** START SOURCE RECORDS **

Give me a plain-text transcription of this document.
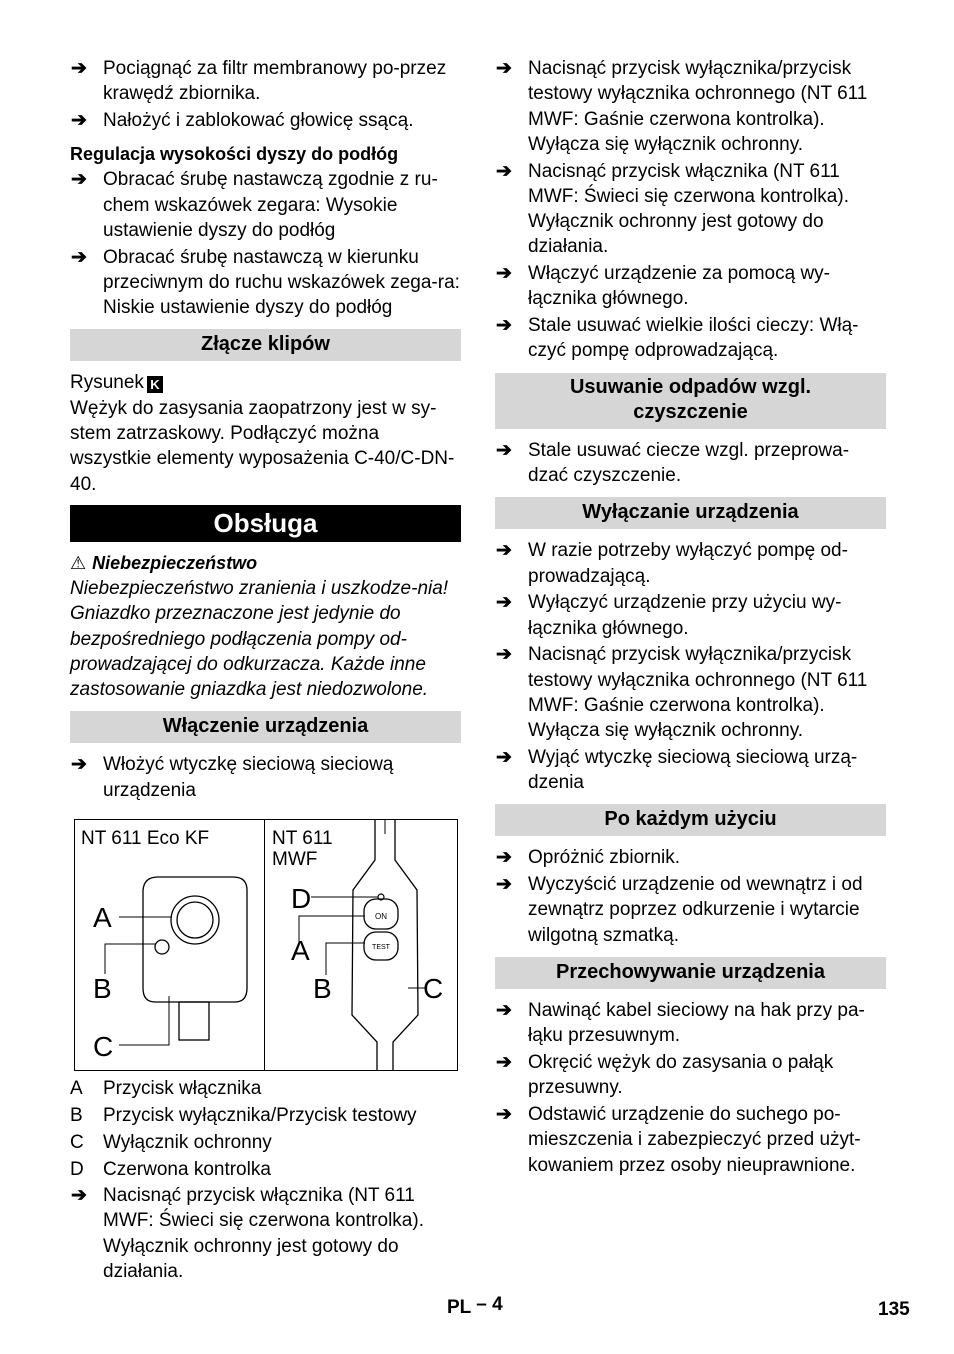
➔ Pociągnąć za filtr membranowy po-przez krawędź zbiornika.
➔ Nałożyć i zablokować głowicę ssącą.
Regulacja wysokości dyszy do podłóg
➔ Obracać śrubę nastawczą zgodnie z ru-chem wskazówek zegara: Wysokie ustawienie dyszy do podłóg
➔ Obracać śrubę nastawczą w kierunku przeciwnym do ruchu wskazówek zega-ra: Niskie ustawienie dyszy do podłóg
Złącze klipów
Rysunek K
Wężyk do zasysania zaopatrzony jest w sy-stem zatrzaskowy. Podłączyć można wszystkie elementy wyposażenia C-40/C-DN-40.
Obsługa
⚠ Niebezpieczeństwo
Niebezpieczeństwo zranienia i uszkodze-nia! Gniazdko przeznaczone jest jedynie do bezpośredniego podłączenia pompy od-prowadzającej do odkurzacza. Każde inne zastosowanie gniazdka jest niedozwolone.
Włączenie urządzenia
➔ Włożyć wtyczkę sieciową sieciową urządzenia
NT 611 Eco KF
A
B
C
NT 611
MWF
ON
TEST
D
A
B	C
A Przycisk włącznika
B Przycisk wyłącznika/Przycisk testowy
C Wyłącznik ochronny
D Czerwona kontrolka
➔ Nacisnąć przycisk włącznika (NT 611 MWF: Świeci się czerwona kontrolka). Wyłącznik ochronny jest gotowy do działania.
➔ Nacisnąć przycisk wyłącznika/przycisk testowy wyłącznika ochronnego (NT 611 MWF: Gaśnie czerwona kontrolka). Wyłącza się wyłącznik ochronny.
➔ Nacisnąć przycisk włącznika (NT 611 MWF: Świeci się czerwona kontrolka). Wyłącznik ochronny jest gotowy do działania.
➔ Włączyć urządzenie za pomocą wy-łącznika głównego.
➔ Stale usuwać wielkie ilości cieczy: Włą-czyć pompę odprowadzającą.
Usuwanie odpadów wzgl. czyszczenie
➔ Stale usuwać ciecze wzgl. przeprowa-dzać czyszczenie.
Wyłączanie urządzenia
➔ W razie potrzeby wyłączyć pompę od-prowadzającą.
➔ Wyłączyć urządzenie przy użyciu wy-łącznika głównego.
➔ Nacisnąć przycisk wyłącznika/przycisk testowy wyłącznika ochronnego (NT 611 MWF: Gaśnie czerwona kontrolka). Wyłącza się wyłącznik ochronny.
➔ Wyjąć wtyczkę sieciową sieciową urzą-dzenia
Po każdym użyciu
➔ Opróżnić zbiornik.
➔ Wyczyścić urządzenie od wewnątrz i od zewnątrz poprzez odkurzenie i wytarcie wilgotną szmatką.
Przechowywanie urządzenia
➔ Nawinąć kabel sieciowy na hak przy pa-łąku przesuwnym.
➔ Okręcić wężyk do zasysania o pałąk przesuwny.
➔ Odstawić urządzenie do suchego po-mieszczenia i zabezpieczyć przed użyt-kowaniem przez osoby nieuprawnione.
PL – 4	135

** END SOURCE RECORDS **

▶ **GOAL**
Copy out all of the material exactly as written, without its pictures.

▶ **RESULT**
Give me a plain-text transcription of this document.
➔ Pociągnąć za filtr membranowy po-przez krawędź zbiornika.
➔ Nałożyć i zablokować głowicę ssącą.
Regulacja wysokości dyszy do podłóg
➔ Obracać śrubę nastawczą zgodnie z ru-chem wskazówek zegara: Wysokie ustawienie dyszy do podłóg
➔ Obracać śrubę nastawczą w kierunku przeciwnym do ruchu wskazówek zega-ra: Niskie ustawienie dyszy do podłóg
Złącze klipów
Rysunek K
Wężyk do zasysania zaopatrzony jest w sy-stem zatrzaskowy. Podłączyć można wszystkie elementy wyposażenia C-40/C-DN-40.
Obsługa
⚠ Niebezpieczeństwo
Niebezpieczeństwo zranienia i uszkodze-nia! Gniazdko przeznaczone jest jedynie do bezpośredniego podłączenia pompy od-prowadzającej do odkurzacza. Każde inne zastosowanie gniazdka jest niedozwolone.
Włączenie urządzenia
➔ Włożyć wtyczkę sieciową sieciową urządzenia
NT 611 Eco KF
A
B
C
NT 611
MWF
ON
TEST
D
A
B	C
A Przycisk włącznika
B Przycisk wyłącznika/Przycisk testowy
C Wyłącznik ochronny
D Czerwona kontrolka
➔ Nacisnąć przycisk włącznika (NT 611 MWF: Świeci się czerwona kontrolka). Wyłącznik ochronny jest gotowy do działania.
➔ Nacisnąć przycisk wyłącznika/przycisk testowy wyłącznika ochronnego (NT 611 MWF: Gaśnie czerwona kontrolka). Wyłącza się wyłącznik ochronny.
➔ Nacisnąć przycisk włącznika (NT 611 MWF: Świeci się czerwona kontrolka). Wyłącznik ochronny jest gotowy do działania.
➔ Włączyć urządzenie za pomocą wy-łącznika głównego.
➔ Stale usuwać wielkie ilości cieczy: Włą-czyć pompę odprowadzającą.
Usuwanie odpadów wzgl. czyszczenie
➔ Stale usuwać ciecze wzgl. przeprowa-dzać czyszczenie.
Wyłączanie urządzenia
➔ W razie potrzeby wyłączyć pompę od-prowadzającą.
➔ Wyłączyć urządzenie przy użyciu wy-łącznika głównego.
➔ Nacisnąć przycisk wyłącznika/przycisk testowy wyłącznika ochronnego (NT 611 MWF: Gaśnie czerwona kontrolka). Wyłącza się wyłącznik ochronny.
➔ Wyjąć wtyczkę sieciową sieciową urzą-dzenia
Po każdym użyciu
➔ Opróżnić zbiornik.
➔ Wyczyścić urządzenie od wewnątrz i od zewnątrz poprzez odkurzenie i wytarcie wilgotną szmatką.
Przechowywanie urządzenia
➔ Nawinąć kabel sieciowy na hak przy pa-łąku przesuwnym.
➔ Okręcić wężyk do zasysania o pałąk przesuwny.
➔ Odstawić urządzenie do suchego po-mieszczenia i zabezpieczyć przed użyt-kowaniem przez osoby nieuprawnione.
PL – 4	135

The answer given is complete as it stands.